Exercise requirements -
Copy out the lines of the data from the line with "y-tick-label: -100 (29, 451, 57, 467)" up to and including the line with "x-tick-label: 960 (976, 524, 1000, 540)", keeping each one identical to the original.

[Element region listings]
---
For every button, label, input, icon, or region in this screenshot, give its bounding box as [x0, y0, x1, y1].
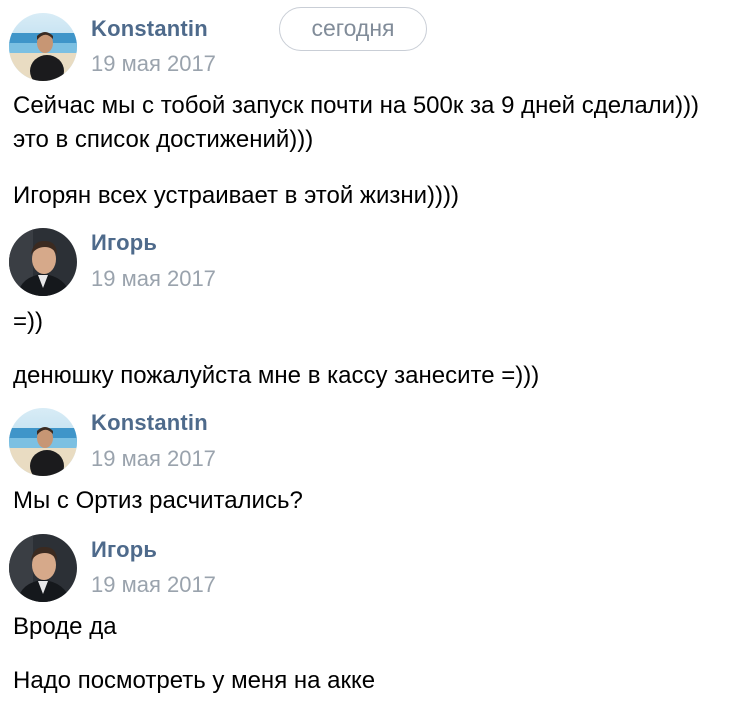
date-divider-button[interactable]: сегодня — [279, 7, 427, 51]
message-text: Игорян всех устраивает в этой жизни)))) — [13, 182, 460, 209]
message-timestamp[interactable]: 19 мая 2017 — [91, 446, 216, 472]
message-timestamp[interactable]: 19 мая 2017 — [91, 572, 216, 598]
avatar-igor-image — [9, 228, 77, 296]
author-name[interactable]: Konstantin — [91, 16, 208, 42]
avatar-konstantin-image — [9, 13, 77, 81]
avatar-igor-image — [9, 534, 77, 602]
author-name[interactable]: Игорь — [91, 230, 157, 256]
avatar[interactable] — [9, 534, 77, 602]
message-text: Вроде да — [13, 613, 117, 640]
author-name[interactable]: Игорь — [91, 537, 157, 563]
message-text: =)) — [13, 308, 43, 335]
message-timestamp[interactable]: 19 мая 2017 — [91, 51, 216, 77]
avatar[interactable] — [9, 228, 77, 296]
message-history: сегодня Konstantin 19 мая 2017 Сейчас мы… — [0, 0, 737, 711]
message-text: Сейчас мы с тобой запуск почти на 500к з… — [13, 92, 700, 153]
avatar[interactable] — [9, 13, 77, 81]
avatar-konstantin-image — [9, 408, 77, 476]
message-text: Мы с Ортиз расчитались? — [13, 487, 303, 514]
message-timestamp[interactable]: 19 мая 2017 — [91, 266, 216, 292]
message-text: денюшку пожалуйста мне в кассу занесите … — [13, 362, 540, 389]
message-text: Надо посмотреть у меня на акке — [13, 667, 376, 694]
author-name[interactable]: Konstantin — [91, 410, 208, 436]
avatar[interactable] — [9, 408, 77, 476]
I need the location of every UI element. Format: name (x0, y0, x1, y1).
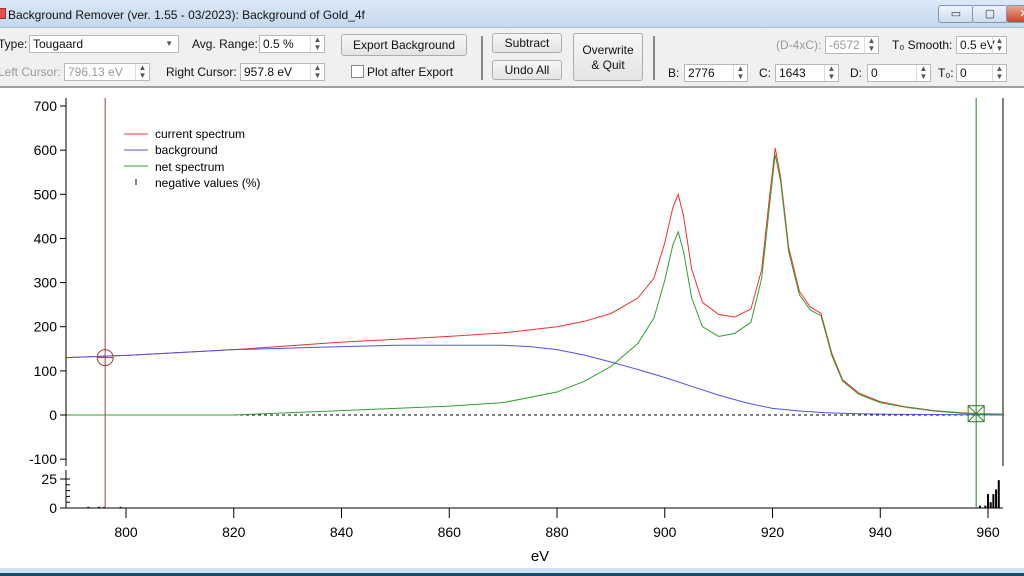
y-tick-label: -100 (29, 451, 57, 467)
spectrum-plot[interactable]: 700 600 500 400 300 200 100 0 -100 25 0 800 820 840 86… (0, 0, 1024, 576)
y-tick-label: 300 (34, 275, 58, 291)
legend-current: current spectrum (155, 127, 245, 141)
y-tick-label: 700 (34, 98, 58, 114)
lower-y-tick-label: 25 (41, 471, 57, 487)
net-spectrum-line (66, 154, 1005, 416)
x-tick-label: 860 (438, 524, 462, 540)
x-tick-label: 880 (545, 524, 569, 540)
x-tick-label: 960 (976, 524, 1000, 540)
y-tick-label: 200 (34, 319, 58, 335)
legend-negative: negative values (%) (155, 176, 260, 190)
y-tick-label: 100 (34, 363, 58, 379)
y-tick-label: 500 (34, 186, 58, 202)
x-tick-label: 920 (761, 524, 785, 540)
y-tick-label: 0 (49, 407, 57, 423)
y-tick-label: 600 (34, 142, 58, 158)
legend: current spectrum background net spectrum… (124, 127, 260, 190)
background-spectrum-line (66, 344, 1005, 416)
status-strip (0, 568, 1024, 576)
y-tick-label: 400 (34, 230, 58, 246)
legend-net: net spectrum (155, 160, 224, 174)
x-tick-label: 840 (330, 524, 354, 540)
x-tick-label: 940 (869, 524, 893, 540)
x-tick-label: 800 (114, 524, 138, 540)
x-tick-label: 900 (653, 524, 677, 540)
x-tick-label: 820 (222, 524, 246, 540)
x-axis-label: eV (531, 548, 549, 565)
lower-y-tick-label: 0 (49, 500, 57, 516)
legend-background: background (155, 143, 218, 157)
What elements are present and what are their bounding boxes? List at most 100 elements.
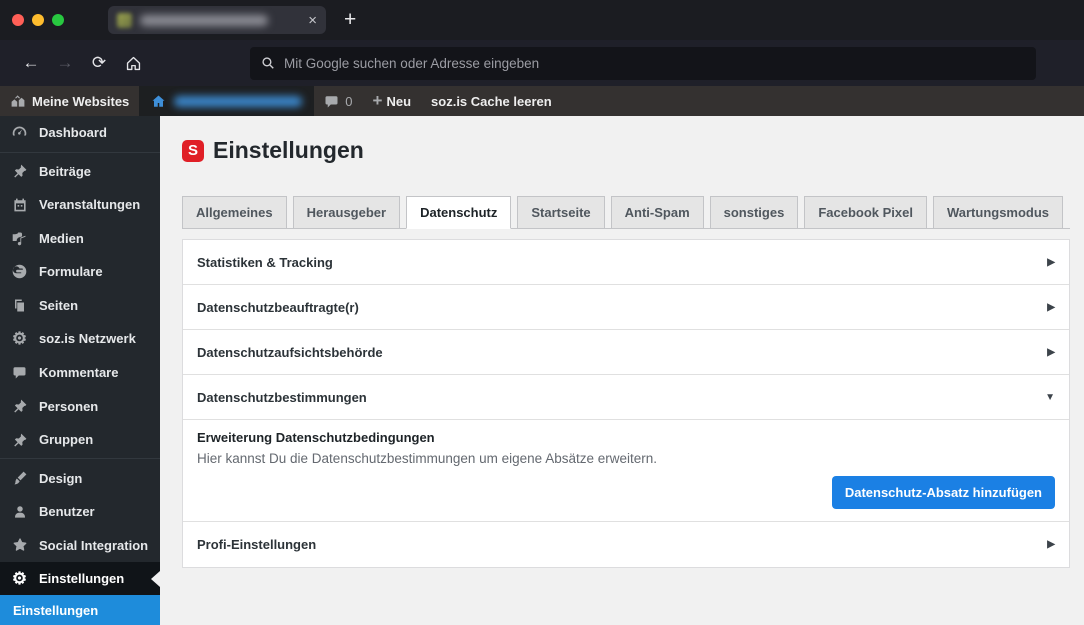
adminbar-comments[interactable]: 0 bbox=[314, 86, 362, 116]
home-icon[interactable] bbox=[116, 53, 150, 73]
sidebar-label: Einstellungen bbox=[39, 571, 124, 586]
tab-facebook-pixel[interactable]: Facebook Pixel bbox=[804, 196, 927, 229]
sidebar-item-seiten[interactable]: Seiten bbox=[0, 289, 160, 323]
sidebar-submenu-einstellungen[interactable]: Einstellungen bbox=[0, 595, 160, 625]
media-icon bbox=[9, 230, 30, 247]
tab-title-redacted bbox=[140, 15, 268, 26]
calendar-icon bbox=[9, 197, 30, 213]
sozis-logo-icon: S bbox=[182, 140, 204, 162]
workspace: Dashboard Beiträge Veranstaltungen Medie… bbox=[0, 116, 1084, 625]
pin-icon bbox=[9, 432, 30, 448]
close-window-button[interactable] bbox=[12, 14, 24, 26]
tab-allgemeines[interactable]: Allgemeines bbox=[182, 196, 287, 229]
panel-heading: Erweiterung Datenschutzbedingungen bbox=[197, 430, 1055, 445]
address-bar[interactable] bbox=[250, 47, 1036, 80]
reload-icon[interactable]: ⟳ bbox=[82, 53, 116, 73]
accordion-profi-einstellungen[interactable]: Profi-Einstellungen ▶ bbox=[183, 522, 1069, 567]
accordion-datenschutzaufsichtsbehoerde[interactable]: Datenschutzaufsichtsbehörde ▶ bbox=[183, 330, 1069, 375]
tab-sonstiges[interactable]: sonstiges bbox=[710, 196, 799, 229]
chevron-down-icon: ▼ bbox=[1045, 392, 1055, 403]
tab-datenschutz[interactable]: Datenschutz bbox=[406, 196, 511, 229]
page-title: Einstellungen bbox=[213, 137, 364, 164]
gear-icon: ⚙ bbox=[9, 330, 30, 347]
pin-icon bbox=[9, 163, 30, 179]
url-input[interactable] bbox=[284, 56, 1025, 71]
chevron-right-icon: ▶ bbox=[1047, 302, 1055, 313]
sidebar-separator bbox=[0, 458, 160, 459]
sidebar-label: Kommentare bbox=[39, 365, 118, 380]
tab-startseite[interactable]: Startseite bbox=[517, 196, 604, 229]
browser-titlebar: × + bbox=[0, 0, 1084, 40]
minimize-window-button[interactable] bbox=[32, 14, 44, 26]
chevron-right-icon: ▶ bbox=[1047, 257, 1055, 268]
section-title: Datenschutzbestimmungen bbox=[197, 390, 367, 405]
star-icon bbox=[9, 537, 30, 553]
my-sites-label: Meine Websites bbox=[32, 94, 129, 109]
datenschutzbestimmungen-panel: Erweiterung Datenschutzbedingungen Hier … bbox=[183, 420, 1069, 522]
sidebar-item-formulare[interactable]: Formulare bbox=[0, 255, 160, 289]
browser-tab[interactable]: × bbox=[108, 6, 326, 34]
adminbar-cache-clear[interactable]: soz.is Cache leeren bbox=[421, 86, 562, 116]
add-datenschutz-absatz-button[interactable]: Datenschutz-Absatz hinzufügen bbox=[832, 476, 1055, 509]
sidebar-item-kommentare[interactable]: Kommentare bbox=[0, 356, 160, 390]
adminbar-site-name[interactable] bbox=[139, 86, 314, 116]
zoom-window-button[interactable] bbox=[52, 14, 64, 26]
current-menu-arrow bbox=[151, 571, 160, 587]
user-icon bbox=[9, 504, 30, 520]
sidebar-item-einstellungen[interactable]: ⚙ Einstellungen bbox=[0, 562, 160, 596]
sidebar-item-gruppen[interactable]: Gruppen bbox=[0, 423, 160, 457]
pin-icon bbox=[9, 398, 30, 414]
site-name-redacted bbox=[174, 96, 302, 107]
new-tab-button[interactable]: + bbox=[344, 8, 356, 32]
sidebar-label: Benutzer bbox=[39, 504, 95, 519]
tab-wartungsmodus[interactable]: Wartungsmodus bbox=[933, 196, 1063, 229]
sidebar-item-sozis-netzwerk[interactable]: ⚙ soz.is Netzwerk bbox=[0, 322, 160, 356]
tab-anti-spam[interactable]: Anti-Spam bbox=[611, 196, 704, 229]
section-title: Profi-Einstellungen bbox=[197, 537, 316, 552]
accordion-datenschutzbestimmungen[interactable]: Datenschutzbestimmungen ▼ bbox=[183, 375, 1069, 420]
tab-herausgeber[interactable]: Herausgeber bbox=[293, 196, 400, 229]
accordion-datenschutzbeauftragte[interactable]: Datenschutzbeauftragte(r) ▶ bbox=[183, 285, 1069, 330]
adminbar-my-sites[interactable]: Meine Websites bbox=[0, 86, 139, 116]
sidebar-item-personen[interactable]: Personen bbox=[0, 389, 160, 423]
sidebar-item-beitraege[interactable]: Beiträge bbox=[0, 155, 160, 189]
browser-toolbar: ← → ⟳ bbox=[0, 40, 1084, 86]
window-controls bbox=[12, 14, 64, 26]
multisite-icon bbox=[10, 93, 26, 109]
sidebar-label: Social Integration bbox=[39, 538, 148, 553]
sidebar-label: Seiten bbox=[39, 298, 78, 313]
forms-icon bbox=[9, 263, 30, 280]
home-site-icon bbox=[151, 94, 166, 109]
panel-description: Hier kannst Du die Datenschutzbestimmung… bbox=[197, 451, 1055, 466]
sidebar-label: soz.is Netzwerk bbox=[39, 331, 136, 346]
admin-content: S Einstellungen Allgemeines Herausgeber … bbox=[160, 116, 1084, 625]
sidebar-label: Veranstaltungen bbox=[39, 197, 140, 212]
chevron-right-icon: ▶ bbox=[1047, 539, 1055, 550]
sidebar-label: Personen bbox=[39, 399, 98, 414]
accordion-statistiken-tracking[interactable]: Statistiken & Tracking ▶ bbox=[183, 240, 1069, 285]
chevron-right-icon: ▶ bbox=[1047, 347, 1055, 358]
tab-favicon bbox=[117, 13, 132, 28]
sidebar-item-medien[interactable]: Medien bbox=[0, 222, 160, 256]
panel-button-row: Datenschutz-Absatz hinzufügen bbox=[197, 476, 1055, 509]
sidebar-item-veranstaltungen[interactable]: Veranstaltungen bbox=[0, 188, 160, 222]
back-icon[interactable]: ← bbox=[14, 53, 48, 73]
settings-tabs: Allgemeines Herausgeber Datenschutz Star… bbox=[182, 196, 1070, 229]
adminbar-new[interactable]: + Neu bbox=[363, 86, 422, 116]
sidebar-label: Dashboard bbox=[39, 125, 107, 140]
cache-clear-label: soz.is Cache leeren bbox=[431, 94, 552, 109]
sidebar-separator bbox=[0, 152, 160, 153]
sidebar-item-design[interactable]: Design bbox=[0, 461, 160, 495]
plus-icon: + bbox=[373, 91, 383, 111]
tab-close-icon[interactable]: × bbox=[308, 13, 317, 28]
section-title: Datenschutzbeauftragte(r) bbox=[197, 300, 359, 315]
sidebar-item-social-integration[interactable]: Social Integration bbox=[0, 528, 160, 562]
sidebar-item-benutzer[interactable]: Benutzer bbox=[0, 495, 160, 529]
section-title: Datenschutzaufsichtsbehörde bbox=[197, 345, 383, 360]
page-head: S Einstellungen bbox=[182, 137, 1084, 164]
sidebar-label: Beiträge bbox=[39, 164, 91, 179]
gear-icon: ⚙ bbox=[9, 570, 30, 587]
settings-accordion: Statistiken & Tracking ▶ Datenschutzbeau… bbox=[182, 239, 1070, 568]
pages-icon bbox=[9, 298, 30, 313]
sidebar-item-dashboard[interactable]: Dashboard bbox=[0, 116, 160, 150]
---
Reply to the task -
y-tick-label: -100 (29, 451, 57, 467)
spectrum-plot[interactable]: 700 600 500 400 300 200 100 0 -100 25 0 800 820 840 86… (0, 0, 1024, 576)
y-tick-label: 300 (34, 275, 58, 291)
legend-current: current spectrum (155, 127, 245, 141)
y-tick-label: 700 (34, 98, 58, 114)
lower-y-tick-label: 25 (41, 471, 57, 487)
net-spectrum-line (66, 154, 1005, 416)
x-tick-label: 860 (438, 524, 462, 540)
x-tick-label: 880 (545, 524, 569, 540)
x-tick-label: 960 (976, 524, 1000, 540)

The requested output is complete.